BEGIN Records for this exercise

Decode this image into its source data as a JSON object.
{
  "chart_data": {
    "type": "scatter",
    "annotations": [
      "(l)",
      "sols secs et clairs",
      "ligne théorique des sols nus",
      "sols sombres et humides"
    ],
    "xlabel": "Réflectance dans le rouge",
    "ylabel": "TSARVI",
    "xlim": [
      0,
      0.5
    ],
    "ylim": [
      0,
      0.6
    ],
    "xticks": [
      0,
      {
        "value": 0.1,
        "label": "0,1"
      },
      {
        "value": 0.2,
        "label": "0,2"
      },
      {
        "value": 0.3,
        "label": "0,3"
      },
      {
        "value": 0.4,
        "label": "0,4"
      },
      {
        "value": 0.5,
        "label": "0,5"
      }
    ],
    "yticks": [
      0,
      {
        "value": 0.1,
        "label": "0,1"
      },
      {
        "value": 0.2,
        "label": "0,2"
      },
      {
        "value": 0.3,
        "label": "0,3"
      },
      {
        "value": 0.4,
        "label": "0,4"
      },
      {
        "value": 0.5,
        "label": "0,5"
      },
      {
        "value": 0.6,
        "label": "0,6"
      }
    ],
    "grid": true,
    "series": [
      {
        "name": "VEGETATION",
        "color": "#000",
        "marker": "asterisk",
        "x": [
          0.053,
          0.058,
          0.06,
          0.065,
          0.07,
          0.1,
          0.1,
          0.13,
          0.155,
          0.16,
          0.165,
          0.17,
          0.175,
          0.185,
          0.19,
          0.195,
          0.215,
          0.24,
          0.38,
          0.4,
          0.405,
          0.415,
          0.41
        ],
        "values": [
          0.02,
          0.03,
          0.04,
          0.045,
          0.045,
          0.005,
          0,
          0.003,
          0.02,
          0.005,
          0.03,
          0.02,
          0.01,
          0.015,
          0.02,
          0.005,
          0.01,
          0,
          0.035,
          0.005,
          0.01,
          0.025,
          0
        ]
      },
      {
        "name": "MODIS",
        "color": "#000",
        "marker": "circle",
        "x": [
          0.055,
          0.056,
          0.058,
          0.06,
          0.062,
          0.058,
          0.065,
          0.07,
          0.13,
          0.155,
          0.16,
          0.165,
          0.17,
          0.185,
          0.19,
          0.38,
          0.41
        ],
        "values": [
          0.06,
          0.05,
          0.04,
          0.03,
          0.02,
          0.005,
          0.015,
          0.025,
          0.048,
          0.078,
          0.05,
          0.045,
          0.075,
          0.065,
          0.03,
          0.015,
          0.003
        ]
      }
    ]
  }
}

END Records for this exercise

The request -
Provide all the records again, word for word.

Problem solution -
Decode this image into its source data as a JSON object.
{
  "chart_data": {
    "type": "scatter",
    "annotations": [
      "(l)",
      "sols secs et clairs",
      "ligne théorique des sols nus",
      "sols sombres et humides"
    ],
    "xlabel": "Réflectance dans le rouge",
    "ylabel": "TSARVI",
    "xlim": [
      0,
      0.5
    ],
    "ylim": [
      0,
      0.6
    ],
    "xticks": [
      0,
      {
        "value": 0.1,
        "label": "0,1"
      },
      {
        "value": 0.2,
        "label": "0,2"
      },
      {
        "value": 0.3,
        "label": "0,3"
      },
      {
        "value": 0.4,
        "label": "0,4"
      },
      {
        "value": 0.5,
        "label": "0,5"
      }
    ],
    "yticks": [
      0,
      {
        "value": 0.1,
        "label": "0,1"
      },
      {
        "value": 0.2,
        "label": "0,2"
      },
      {
        "value": 0.3,
        "label": "0,3"
      },
      {
        "value": 0.4,
        "label": "0,4"
      },
      {
        "value": 0.5,
        "label": "0,5"
      },
      {
        "value": 0.6,
        "label": "0,6"
      }
    ],
    "grid": true,
    "series": [
      {
        "name": "VEGETATION",
        "color": "#000",
        "marker": "asterisk",
        "x": [
          0.053,
          0.058,
          0.06,
          0.065,
          0.07,
          0.1,
          0.1,
          0.13,
          0.155,
          0.16,
          0.165,
          0.17,
          0.175,
          0.185,
          0.19,
          0.195,
          0.215,
          0.24,
          0.38,
          0.4,
          0.405,
          0.415,
          0.41
        ],
        "values": [
          0.02,
          0.03,
          0.04,
          0.045,
          0.045,
          0.005,
          0,
          0.003,
          0.02,
          0.005,
          0.03,
          0.02,
          0.01,
          0.015,
          0.02,
          0.005,
          0.01,
          0,
          0.035,
          0.005,
          0.01,
          0.025,
          0
        ]
      },
      {
        "name": "MODIS",
        "color": "#000",
        "marker": "circle",
        "x": [
          0.055,
          0.056,
          0.058,
          0.06,
          0.062,
          0.058,
          0.065,
          0.07,
          0.13,
          0.155,
          0.16,
          0.165,
          0.17,
          0.185,
          0.19,
          0.38,
          0.41
        ],
        "values": [
          0.06,
          0.05,
          0.04,
          0.03,
          0.02,
          0.005,
          0.015,
          0.025,
          0.048,
          0.078,
          0.05,
          0.045,
          0.075,
          0.065,
          0.03,
          0.015,
          0.003
        ]
      }
    ]
  }
}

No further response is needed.